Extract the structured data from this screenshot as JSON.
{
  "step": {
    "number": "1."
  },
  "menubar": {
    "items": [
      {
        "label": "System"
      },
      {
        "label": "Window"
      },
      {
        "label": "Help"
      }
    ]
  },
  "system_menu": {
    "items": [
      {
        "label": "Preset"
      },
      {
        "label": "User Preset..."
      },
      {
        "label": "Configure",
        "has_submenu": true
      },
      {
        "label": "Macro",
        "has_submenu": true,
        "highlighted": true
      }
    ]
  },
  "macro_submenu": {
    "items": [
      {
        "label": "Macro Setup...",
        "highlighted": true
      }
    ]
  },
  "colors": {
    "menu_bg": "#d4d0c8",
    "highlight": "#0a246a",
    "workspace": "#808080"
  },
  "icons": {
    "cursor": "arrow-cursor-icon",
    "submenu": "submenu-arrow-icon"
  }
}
====
Given instruction:
All the entries above need to be reproduced exactly.

Result of this exercise:
Extract the structured data from this screenshot as JSON.
{
  "step": {
    "number": "1."
  },
  "menubar": {
    "items": [
      {
        "label": "System"
      },
      {
        "label": "Window"
      },
      {
        "label": "Help"
      }
    ]
  },
  "system_menu": {
    "items": [
      {
        "label": "Preset"
      },
      {
        "label": "User Preset..."
      },
      {
        "label": "Configure",
        "has_submenu": true
      },
      {
        "label": "Macro",
        "has_submenu": true,
        "highlighted": true
      }
    ]
  },
  "macro_submenu": {
    "items": [
      {
        "label": "Macro Setup...",
        "highlighted": true
      }
    ]
  },
  "colors": {
    "menu_bg": "#d4d0c8",
    "highlight": "#0a246a",
    "workspace": "#808080"
  },
  "icons": {
    "cursor": "arrow-cursor-icon",
    "submenu": "submenu-arrow-icon"
  }
}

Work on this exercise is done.